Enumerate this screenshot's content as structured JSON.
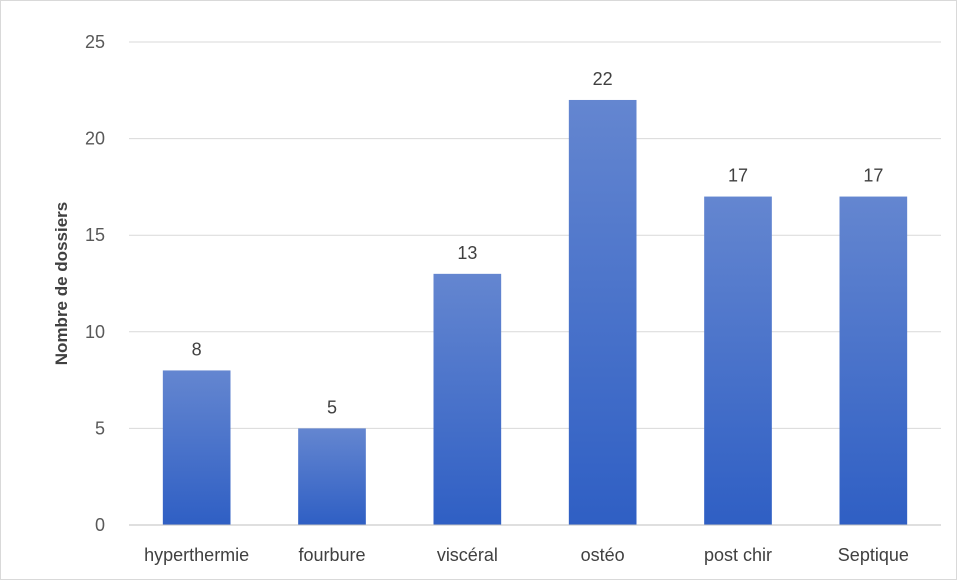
{
  "chart_data": {
    "type": "bar",
    "title": "",
    "xlabel": "",
    "ylabel": "Nombre de dossiers",
    "ylim": [
      0,
      25
    ],
    "yticks": [
      0,
      5,
      10,
      15,
      20,
      25
    ],
    "grid": true,
    "categories": [
      "hyperthermie",
      "fourbure",
      "viscéral",
      "ostéo",
      "post chir",
      "Septique"
    ],
    "values": [
      8,
      5,
      13,
      22,
      17,
      17
    ],
    "data_labels": [
      "8",
      "5",
      "13",
      "22",
      "17",
      "17"
    ],
    "colors": {
      "bar_top": "#6486d0",
      "bar_bottom": "#2f5fc4",
      "grid": "#d9d9d9",
      "axis": "#bfbfbf"
    }
  }
}
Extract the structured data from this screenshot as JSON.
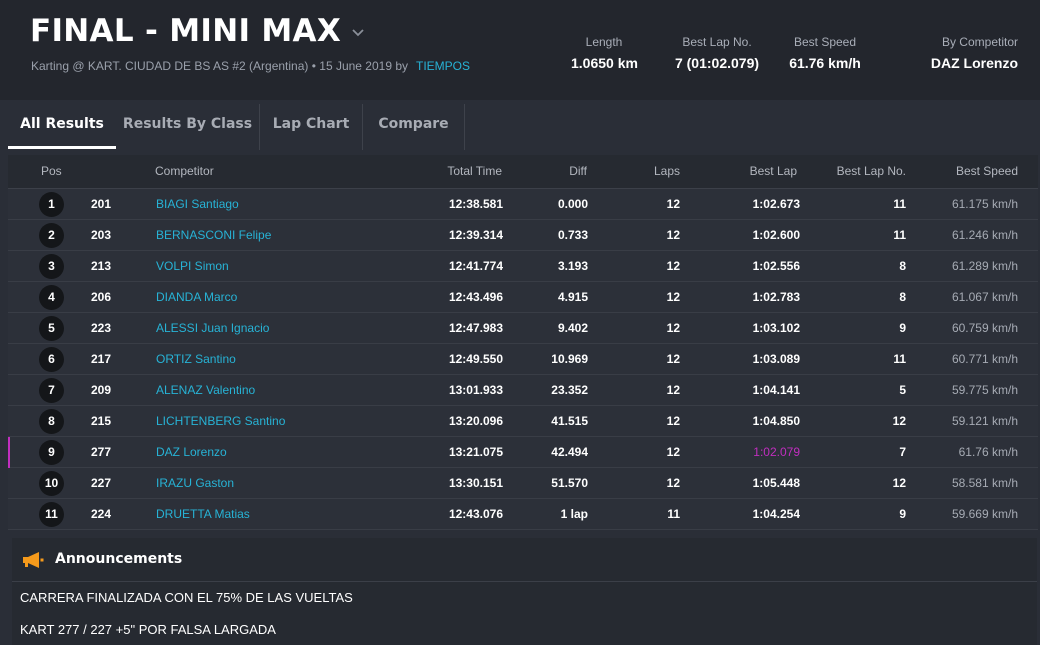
{
  "header": {
    "title": "FINAL - MINI MAX",
    "subtitle": "Karting @ KART. CIUDAD DE BS AS #2 (Argentina) • 15 June 2019 by",
    "subtitle_link": "TIEMPOS",
    "stats": [
      {
        "label": "Length",
        "value": "1.0650 km"
      },
      {
        "label": "Best Lap No.",
        "value": "7 (01:02.079)"
      },
      {
        "label": "Best Speed",
        "value": "61.76 km/h"
      },
      {
        "label": "By Competitor",
        "value": "DAZ Lorenzo"
      }
    ]
  },
  "tabs": [
    "All Results",
    "Results By Class",
    "Lap Chart",
    "Compare"
  ],
  "table": {
    "columns": [
      "Pos",
      "Competitor",
      "Total Time",
      "Diff",
      "Laps",
      "Best Lap",
      "Best Lap No.",
      "Best Speed"
    ],
    "rows": [
      {
        "pos": "1",
        "num": "201",
        "name": "BIAGI Santiago",
        "total": "12:38.581",
        "diff": "0.000",
        "laps": "12",
        "best": "1:02.673",
        "bestno": "11",
        "speed": "61.175 km/h"
      },
      {
        "pos": "2",
        "num": "203",
        "name": "BERNASCONI Felipe",
        "total": "12:39.314",
        "diff": "0.733",
        "laps": "12",
        "best": "1:02.600",
        "bestno": "11",
        "speed": "61.246 km/h"
      },
      {
        "pos": "3",
        "num": "213",
        "name": "VOLPI Simon",
        "total": "12:41.774",
        "diff": "3.193",
        "laps": "12",
        "best": "1:02.556",
        "bestno": "8",
        "speed": "61.289 km/h"
      },
      {
        "pos": "4",
        "num": "206",
        "name": "DIANDA Marco",
        "total": "12:43.496",
        "diff": "4.915",
        "laps": "12",
        "best": "1:02.783",
        "bestno": "8",
        "speed": "61.067 km/h"
      },
      {
        "pos": "5",
        "num": "223",
        "name": "ALESSI Juan Ignacio",
        "total": "12:47.983",
        "diff": "9.402",
        "laps": "12",
        "best": "1:03.102",
        "bestno": "9",
        "speed": "60.759 km/h"
      },
      {
        "pos": "6",
        "num": "217",
        "name": "ORTIZ Santino",
        "total": "12:49.550",
        "diff": "10.969",
        "laps": "12",
        "best": "1:03.089",
        "bestno": "11",
        "speed": "60.771 km/h"
      },
      {
        "pos": "7",
        "num": "209",
        "name": "ALENAZ Valentino",
        "total": "13:01.933",
        "diff": "23.352",
        "laps": "12",
        "best": "1:04.141",
        "bestno": "5",
        "speed": "59.775 km/h"
      },
      {
        "pos": "8",
        "num": "215",
        "name": "LICHTENBERG Santino",
        "total": "13:20.096",
        "diff": "41.515",
        "laps": "12",
        "best": "1:04.850",
        "bestno": "12",
        "speed": "59.121 km/h"
      },
      {
        "pos": "9",
        "num": "277",
        "name": "DAZ Lorenzo",
        "total": "13:21.075",
        "diff": "42.494",
        "laps": "12",
        "best": "1:02.079",
        "bestno": "7",
        "speed": "61.76 km/h",
        "highlight": true
      },
      {
        "pos": "10",
        "num": "227",
        "name": "IRAZU Gaston",
        "total": "13:30.151",
        "diff": "51.570",
        "laps": "12",
        "best": "1:05.448",
        "bestno": "12",
        "speed": "58.581 km/h"
      },
      {
        "pos": "11",
        "num": "224",
        "name": "DRUETTA Matias",
        "total": "12:43.076",
        "diff": "1 lap",
        "laps": "11",
        "best": "1:04.254",
        "bestno": "9",
        "speed": "59.669 km/h"
      }
    ]
  },
  "announcements": {
    "title": "Announcements",
    "icon": "megaphone-icon",
    "items": [
      "CARRERA FINALIZADA CON EL 75% DE LAS VUELTAS",
      "KART 277 / 227 +5\" POR FALSA LARGADA"
    ]
  },
  "colors": {
    "accent": "#27b3d6",
    "best_lap_highlight": "#c12ebf",
    "announcement_icon": "#f59a1b"
  }
}
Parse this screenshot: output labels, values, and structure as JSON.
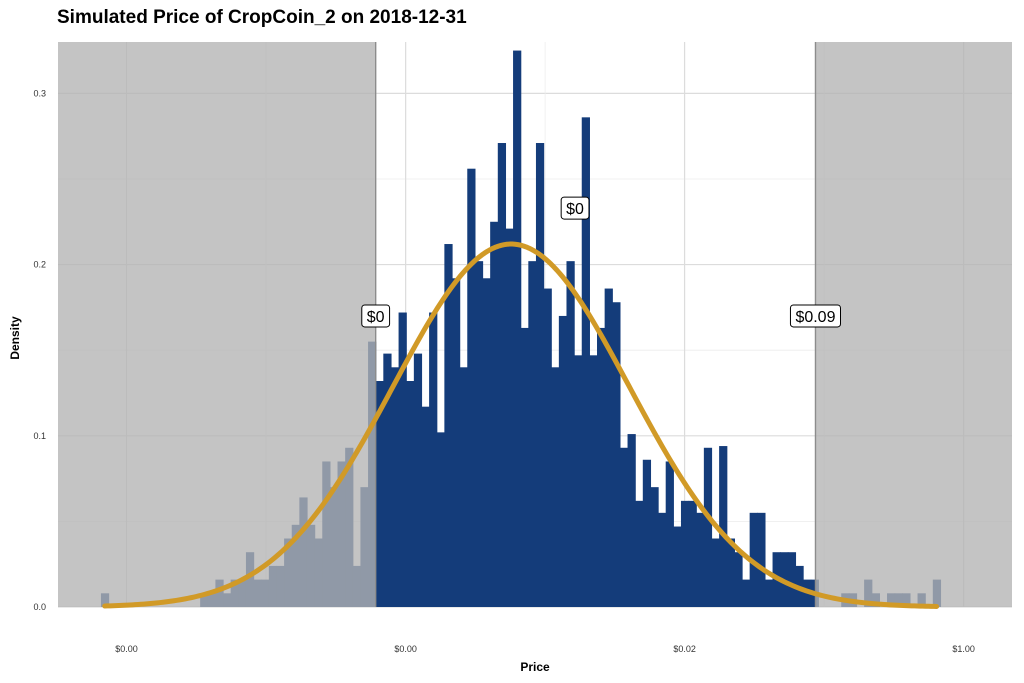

########################################

Objective
From the records, copy every line that has the string "Santino" in it.

Task result
        "name": "ORTIZ Santino",
        "name": "LICHTENBERG Santino",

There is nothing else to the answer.